------ Task data ------

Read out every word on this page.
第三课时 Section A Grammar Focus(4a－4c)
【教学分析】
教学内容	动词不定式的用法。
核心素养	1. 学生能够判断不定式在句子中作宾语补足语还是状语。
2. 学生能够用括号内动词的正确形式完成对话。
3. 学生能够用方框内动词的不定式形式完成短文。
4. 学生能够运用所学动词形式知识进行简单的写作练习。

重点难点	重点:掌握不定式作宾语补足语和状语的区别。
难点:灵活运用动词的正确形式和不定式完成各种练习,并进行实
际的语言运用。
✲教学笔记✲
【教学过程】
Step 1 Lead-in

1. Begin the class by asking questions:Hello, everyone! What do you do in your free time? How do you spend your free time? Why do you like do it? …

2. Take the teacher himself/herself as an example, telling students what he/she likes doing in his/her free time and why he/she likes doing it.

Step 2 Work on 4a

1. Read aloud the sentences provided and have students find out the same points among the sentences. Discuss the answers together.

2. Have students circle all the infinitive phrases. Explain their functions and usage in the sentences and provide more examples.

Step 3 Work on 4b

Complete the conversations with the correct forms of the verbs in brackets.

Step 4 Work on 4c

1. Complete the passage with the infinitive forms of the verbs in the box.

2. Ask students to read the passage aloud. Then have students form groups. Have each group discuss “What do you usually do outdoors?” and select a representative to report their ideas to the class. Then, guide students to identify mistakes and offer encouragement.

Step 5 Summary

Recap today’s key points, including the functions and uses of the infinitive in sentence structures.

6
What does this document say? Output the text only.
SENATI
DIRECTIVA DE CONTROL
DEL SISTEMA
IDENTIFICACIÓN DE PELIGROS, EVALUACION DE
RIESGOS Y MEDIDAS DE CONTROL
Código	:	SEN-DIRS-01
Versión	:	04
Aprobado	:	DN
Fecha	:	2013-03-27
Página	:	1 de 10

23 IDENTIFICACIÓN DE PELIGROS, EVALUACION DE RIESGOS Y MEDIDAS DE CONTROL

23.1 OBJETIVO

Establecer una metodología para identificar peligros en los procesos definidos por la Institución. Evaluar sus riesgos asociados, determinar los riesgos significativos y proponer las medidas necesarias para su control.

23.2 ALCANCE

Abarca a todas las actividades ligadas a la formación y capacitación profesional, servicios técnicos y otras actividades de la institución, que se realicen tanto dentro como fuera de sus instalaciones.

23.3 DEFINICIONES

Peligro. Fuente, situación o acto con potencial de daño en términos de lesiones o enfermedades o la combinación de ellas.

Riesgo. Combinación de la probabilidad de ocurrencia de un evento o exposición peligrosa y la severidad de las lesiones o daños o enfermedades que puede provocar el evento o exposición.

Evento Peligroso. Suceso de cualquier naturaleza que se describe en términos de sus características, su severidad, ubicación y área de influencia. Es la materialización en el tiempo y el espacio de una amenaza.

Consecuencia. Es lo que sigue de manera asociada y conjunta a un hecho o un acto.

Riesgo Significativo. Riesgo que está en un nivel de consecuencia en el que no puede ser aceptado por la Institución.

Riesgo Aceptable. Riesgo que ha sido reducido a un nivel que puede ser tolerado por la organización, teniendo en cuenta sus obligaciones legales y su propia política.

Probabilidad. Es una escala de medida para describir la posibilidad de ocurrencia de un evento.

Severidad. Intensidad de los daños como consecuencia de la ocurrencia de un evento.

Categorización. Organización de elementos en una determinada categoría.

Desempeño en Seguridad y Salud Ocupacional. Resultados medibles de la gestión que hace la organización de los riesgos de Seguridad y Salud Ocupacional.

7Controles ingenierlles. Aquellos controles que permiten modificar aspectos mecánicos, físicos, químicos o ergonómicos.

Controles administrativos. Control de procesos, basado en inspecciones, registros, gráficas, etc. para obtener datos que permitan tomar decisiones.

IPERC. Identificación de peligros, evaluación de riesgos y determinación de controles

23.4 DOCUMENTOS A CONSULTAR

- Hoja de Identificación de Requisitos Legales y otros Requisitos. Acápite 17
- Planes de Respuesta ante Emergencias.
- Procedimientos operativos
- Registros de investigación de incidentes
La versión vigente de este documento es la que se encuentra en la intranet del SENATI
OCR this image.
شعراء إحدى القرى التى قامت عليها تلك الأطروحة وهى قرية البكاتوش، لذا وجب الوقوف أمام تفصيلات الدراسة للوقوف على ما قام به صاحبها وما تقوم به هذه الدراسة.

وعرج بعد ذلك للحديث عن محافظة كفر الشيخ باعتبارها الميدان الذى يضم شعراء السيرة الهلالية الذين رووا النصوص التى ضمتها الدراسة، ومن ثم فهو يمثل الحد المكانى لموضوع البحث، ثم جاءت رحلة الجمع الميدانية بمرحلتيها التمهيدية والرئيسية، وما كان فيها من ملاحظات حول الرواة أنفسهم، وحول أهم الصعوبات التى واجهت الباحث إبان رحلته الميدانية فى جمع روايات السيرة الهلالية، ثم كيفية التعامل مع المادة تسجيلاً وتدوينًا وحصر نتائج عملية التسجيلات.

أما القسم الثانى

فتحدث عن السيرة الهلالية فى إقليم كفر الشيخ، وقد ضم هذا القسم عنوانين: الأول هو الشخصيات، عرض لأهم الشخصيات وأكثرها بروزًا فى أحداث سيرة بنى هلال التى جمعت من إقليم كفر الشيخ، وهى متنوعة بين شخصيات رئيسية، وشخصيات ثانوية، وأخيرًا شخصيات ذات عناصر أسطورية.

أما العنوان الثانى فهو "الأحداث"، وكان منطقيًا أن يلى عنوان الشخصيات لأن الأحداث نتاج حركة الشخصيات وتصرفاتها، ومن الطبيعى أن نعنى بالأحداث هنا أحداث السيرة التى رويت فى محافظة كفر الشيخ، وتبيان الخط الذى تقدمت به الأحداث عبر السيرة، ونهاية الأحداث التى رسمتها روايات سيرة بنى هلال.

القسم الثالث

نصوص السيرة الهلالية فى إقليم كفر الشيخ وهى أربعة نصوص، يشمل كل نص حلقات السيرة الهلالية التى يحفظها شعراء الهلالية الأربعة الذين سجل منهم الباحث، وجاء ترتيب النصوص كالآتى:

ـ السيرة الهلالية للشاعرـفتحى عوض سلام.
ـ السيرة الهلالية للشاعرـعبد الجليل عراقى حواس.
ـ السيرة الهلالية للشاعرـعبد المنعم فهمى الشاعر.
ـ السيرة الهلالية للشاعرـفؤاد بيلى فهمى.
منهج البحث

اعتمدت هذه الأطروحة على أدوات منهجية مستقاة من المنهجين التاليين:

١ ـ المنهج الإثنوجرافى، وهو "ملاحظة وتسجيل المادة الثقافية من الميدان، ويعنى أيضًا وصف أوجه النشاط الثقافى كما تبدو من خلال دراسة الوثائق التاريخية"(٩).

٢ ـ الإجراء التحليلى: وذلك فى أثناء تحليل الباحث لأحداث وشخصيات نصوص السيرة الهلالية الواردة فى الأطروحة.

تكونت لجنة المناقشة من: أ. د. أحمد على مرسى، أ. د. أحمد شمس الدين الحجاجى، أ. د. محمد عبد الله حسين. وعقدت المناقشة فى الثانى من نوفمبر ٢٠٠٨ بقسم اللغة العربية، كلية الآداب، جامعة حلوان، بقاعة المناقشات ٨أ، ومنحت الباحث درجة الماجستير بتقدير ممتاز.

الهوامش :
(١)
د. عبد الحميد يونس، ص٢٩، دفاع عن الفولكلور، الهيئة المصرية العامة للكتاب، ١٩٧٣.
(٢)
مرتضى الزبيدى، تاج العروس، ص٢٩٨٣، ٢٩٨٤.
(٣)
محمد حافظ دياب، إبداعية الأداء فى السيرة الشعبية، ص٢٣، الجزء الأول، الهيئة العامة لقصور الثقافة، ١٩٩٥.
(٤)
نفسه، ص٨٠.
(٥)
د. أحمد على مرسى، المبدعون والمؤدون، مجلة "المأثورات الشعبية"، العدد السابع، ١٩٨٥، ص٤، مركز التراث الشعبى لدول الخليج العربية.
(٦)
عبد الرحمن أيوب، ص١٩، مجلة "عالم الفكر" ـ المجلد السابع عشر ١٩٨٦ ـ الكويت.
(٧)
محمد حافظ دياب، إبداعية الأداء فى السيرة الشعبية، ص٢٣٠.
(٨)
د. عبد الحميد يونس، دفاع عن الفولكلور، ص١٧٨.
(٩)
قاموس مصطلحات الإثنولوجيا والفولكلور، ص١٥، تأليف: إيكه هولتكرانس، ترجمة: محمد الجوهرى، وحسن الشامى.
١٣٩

------

(Aim) Copy each line in the data that holds the word "النصوص".

(Response to this exercise)
وعرج بعد ذلك للحديث عن محافظة كفر الشيخ باعتبارها الميدان الذى يضم شعراء السيرة الهلالية الذين رووا النصوص التى ضمتها الدراسة، ومن ثم فهو يمثل الحد المكانى لموضوع البحث، ثم جاءت رحلة الجمع الميدانية بمرحلتيها التمهيدية والرئيسية، وما كان فيها من ملاحظات حول الرواة أنفسهم، وحول أهم الصعوبات التى واجهت الباحث إبان رحلته الميدانية فى جمع روايات السيرة الهلالية، ثم كيفية التعامل مع المادة تسجيلاً وتدوينًا وحصر نتائج عملية التسجيلات.
نصوص السيرة الهلالية فى إقليم كفر الشيخ وهى أربعة نصوص، يشمل كل نص حلقات السيرة الهلالية التى يحفظها شعراء الهلالية الأربعة الذين سجل منهم الباحث، وجاء ترتيب النصوص كالآتى:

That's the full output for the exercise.